# Given records start
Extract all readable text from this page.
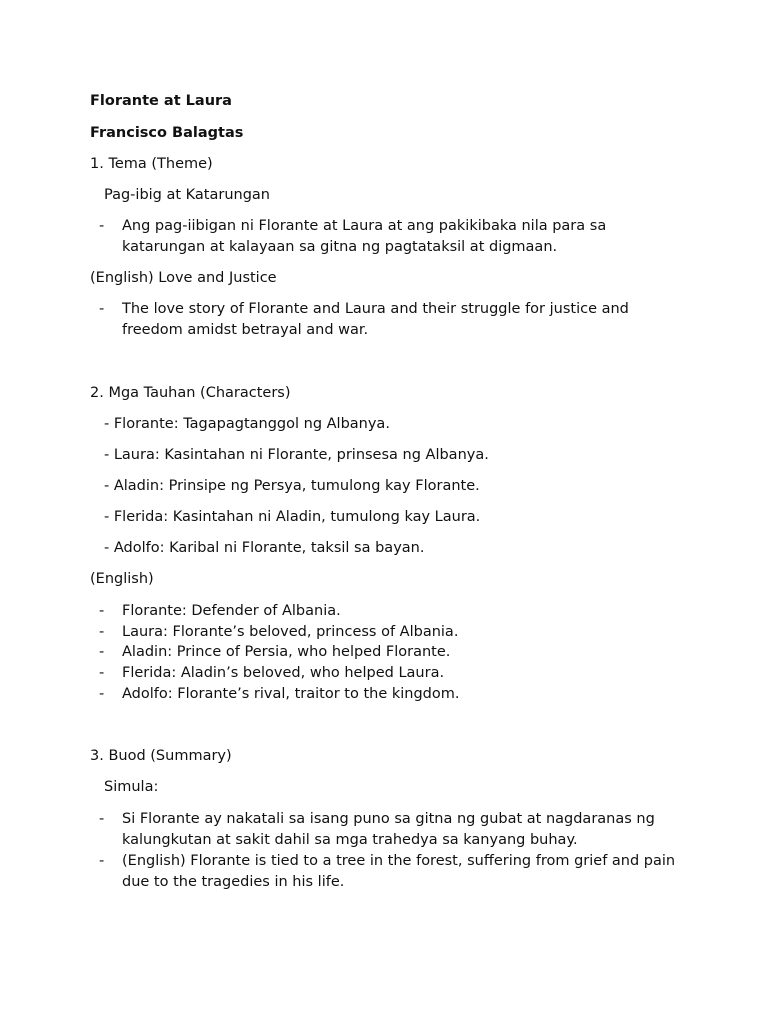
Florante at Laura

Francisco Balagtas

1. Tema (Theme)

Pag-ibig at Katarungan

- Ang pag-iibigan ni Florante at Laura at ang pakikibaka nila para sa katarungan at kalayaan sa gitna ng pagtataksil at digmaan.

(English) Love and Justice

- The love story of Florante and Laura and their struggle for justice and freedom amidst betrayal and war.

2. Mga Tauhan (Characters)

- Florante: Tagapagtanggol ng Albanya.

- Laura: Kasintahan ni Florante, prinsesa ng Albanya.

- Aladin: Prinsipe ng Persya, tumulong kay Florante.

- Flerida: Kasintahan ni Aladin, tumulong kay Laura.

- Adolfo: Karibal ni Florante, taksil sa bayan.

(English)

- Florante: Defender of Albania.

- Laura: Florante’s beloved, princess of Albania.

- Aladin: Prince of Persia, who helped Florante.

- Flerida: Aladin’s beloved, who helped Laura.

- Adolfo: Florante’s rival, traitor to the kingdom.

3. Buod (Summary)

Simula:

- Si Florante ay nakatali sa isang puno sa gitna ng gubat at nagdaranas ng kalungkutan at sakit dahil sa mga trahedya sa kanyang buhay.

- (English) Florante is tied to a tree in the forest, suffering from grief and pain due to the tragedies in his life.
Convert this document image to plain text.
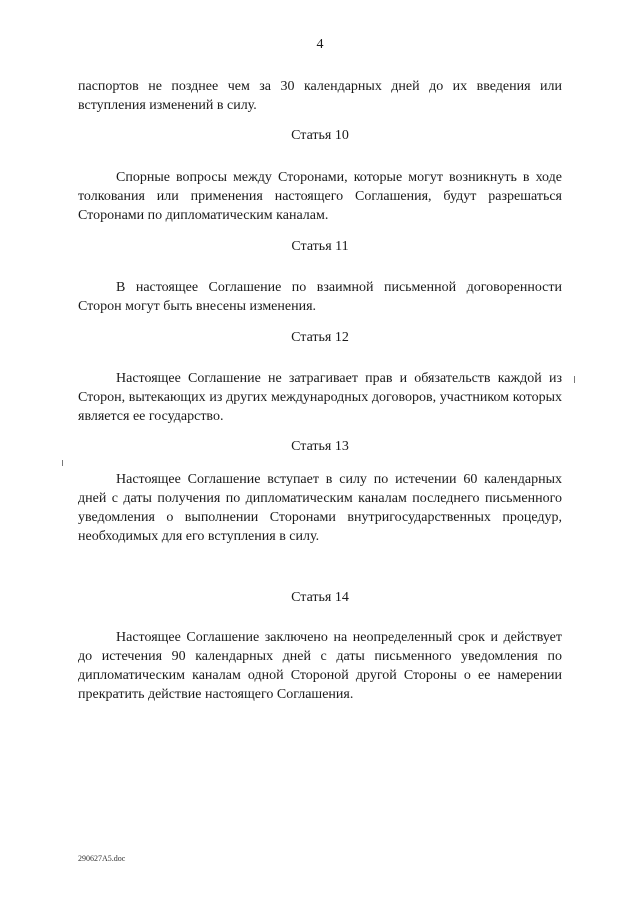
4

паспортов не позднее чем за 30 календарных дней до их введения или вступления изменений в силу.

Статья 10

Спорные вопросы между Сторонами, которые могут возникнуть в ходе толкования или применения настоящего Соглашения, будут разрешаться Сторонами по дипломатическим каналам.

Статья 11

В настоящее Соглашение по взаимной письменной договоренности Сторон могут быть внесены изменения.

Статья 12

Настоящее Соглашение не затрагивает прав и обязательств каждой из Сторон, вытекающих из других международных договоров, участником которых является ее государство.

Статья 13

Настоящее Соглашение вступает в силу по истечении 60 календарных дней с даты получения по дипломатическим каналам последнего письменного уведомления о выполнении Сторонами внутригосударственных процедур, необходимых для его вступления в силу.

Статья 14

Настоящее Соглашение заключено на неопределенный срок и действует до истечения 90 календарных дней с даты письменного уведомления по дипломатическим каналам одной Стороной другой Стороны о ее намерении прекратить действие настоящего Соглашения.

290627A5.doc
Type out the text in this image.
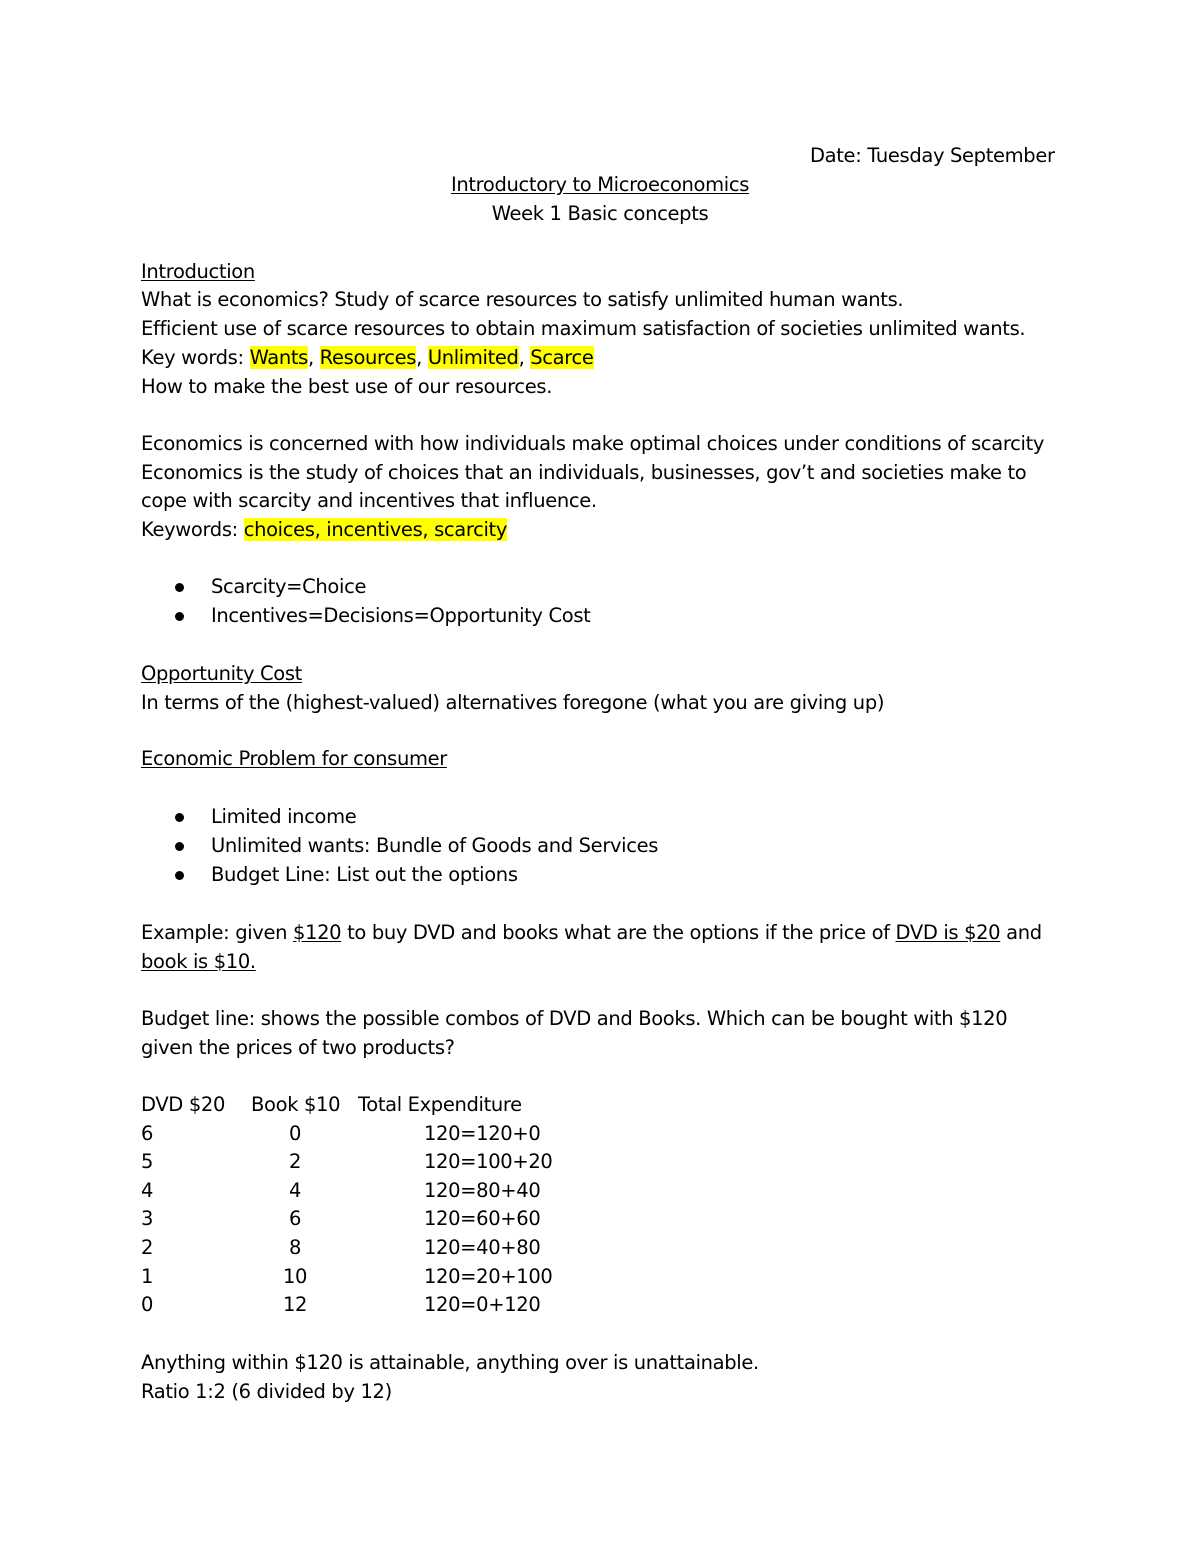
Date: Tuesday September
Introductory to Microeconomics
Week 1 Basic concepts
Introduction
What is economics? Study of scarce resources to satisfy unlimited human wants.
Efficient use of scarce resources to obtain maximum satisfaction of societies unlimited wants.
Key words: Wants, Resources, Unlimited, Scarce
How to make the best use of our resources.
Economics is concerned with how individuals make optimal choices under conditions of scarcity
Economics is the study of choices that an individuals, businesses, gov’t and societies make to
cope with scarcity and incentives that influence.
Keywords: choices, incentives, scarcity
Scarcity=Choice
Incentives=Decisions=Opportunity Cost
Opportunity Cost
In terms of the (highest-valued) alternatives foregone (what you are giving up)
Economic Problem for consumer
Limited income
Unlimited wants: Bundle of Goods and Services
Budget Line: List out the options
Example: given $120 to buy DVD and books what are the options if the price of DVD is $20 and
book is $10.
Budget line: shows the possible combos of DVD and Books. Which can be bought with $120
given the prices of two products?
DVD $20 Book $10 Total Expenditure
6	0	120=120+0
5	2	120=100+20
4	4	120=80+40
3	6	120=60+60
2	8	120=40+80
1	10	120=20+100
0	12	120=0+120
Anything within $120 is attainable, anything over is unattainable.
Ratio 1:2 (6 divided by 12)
# Given records end
Task statement:
Copy the records above exactly. The pictures are not part of the copy.

Response to this exercise:
Extract all readable text from this page.
Florante at Laura

Francisco Balagtas

1. Tema (Theme)

Pag-ibig at Katarungan

- Ang pag-iibigan ni Florante at Laura at ang pakikibaka nila para sa katarungan at kalayaan sa gitna ng pagtataksil at digmaan.

(English) Love and Justice

- The love story of Florante and Laura and their struggle for justice and freedom amidst betrayal and war.

2. Mga Tauhan (Characters)

- Florante: Tagapagtanggol ng Albanya.

- Laura: Kasintahan ni Florante, prinsesa ng Albanya.

- Aladin: Prinsipe ng Persya, tumulong kay Florante.

- Flerida: Kasintahan ni Aladin, tumulong kay Laura.

- Adolfo: Karibal ni Florante, taksil sa bayan.

(English)

- Florante: Defender of Albania.

- Laura: Florante’s beloved, princess of Albania.

- Aladin: Prince of Persia, who helped Florante.

- Flerida: Aladin’s beloved, who helped Laura.

- Adolfo: Florante’s rival, traitor to the kingdom.

3. Buod (Summary)

Simula:

- Si Florante ay nakatali sa isang puno sa gitna ng gubat at nagdaranas ng kalungkutan at sakit dahil sa mga trahedya sa kanyang buhay.

- (English) Florante is tied to a tree in the forest, suffering from grief and pain due to the tragedies in his life.
Convert this document image to plain text.
4

паспортов не позднее чем за 30 календарных дней до их введения или вступления изменений в силу.

Статья 10

Спорные вопросы между Сторонами, которые могут возникнуть в ходе толкования или применения настоящего Соглашения, будут разрешаться Сторонами по дипломатическим каналам.

Статья 11

В настоящее Соглашение по взаимной письменной договоренности Сторон могут быть внесены изменения.

Статья 12

Настоящее Соглашение не затрагивает прав и обязательств каждой из Сторон, вытекающих из других международных договоров, участником которых является ее государство.

Статья 13

Настоящее Соглашение вступает в силу по истечении 60 календарных дней с даты получения по дипломатическим каналам последнего письменного уведомления о выполнении Сторонами внутригосударственных процедур, необходимых для его вступления в силу.

Статья 14

Настоящее Соглашение заключено на неопределенный срок и действует до истечения 90 календарных дней с даты письменного уведомления по дипломатическим каналам одной Стороной другой Стороны о ее намерении прекратить действие настоящего Соглашения.

290627A5.doc
Type out the text in this image.
Date: Tuesday September
Introductory to Microeconomics
Week 1 Basic concepts
Introduction
What is economics? Study of scarce resources to satisfy unlimited human wants.
Efficient use of scarce resources to obtain maximum satisfaction of societies unlimited wants.
Key words: Wants, Resources, Unlimited, Scarce
How to make the best use of our resources.
Economics is concerned with how individuals make optimal choices under conditions of scarcity
Economics is the study of choices that an individuals, businesses, gov’t and societies make to
cope with scarcity and incentives that influence.
Keywords: choices, incentives, scarcity
Scarcity=Choice
Incentives=Decisions=Opportunity Cost
Opportunity Cost
In terms of the (highest-valued) alternatives foregone (what you are giving up)
Economic Problem for consumer
Limited income
Unlimited wants: Bundle of Goods and Services
Budget Line: List out the options
Example: given $120 to buy DVD and books what are the options if the price of DVD is $20 and
book is $10.
Budget line: shows the possible combos of DVD and Books. Which can be bought with $120
given the prices of two products?
DVD $20 Book $10 Total Expenditure
6	0	120=120+0
5	2	120=100+20
4	4	120=80+40
3	6	120=60+60
2	8	120=40+80
1	10	120=20+100
0	12	120=0+120
Anything within $120 is attainable, anything over is unattainable.
Ratio 1:2 (6 divided by 12)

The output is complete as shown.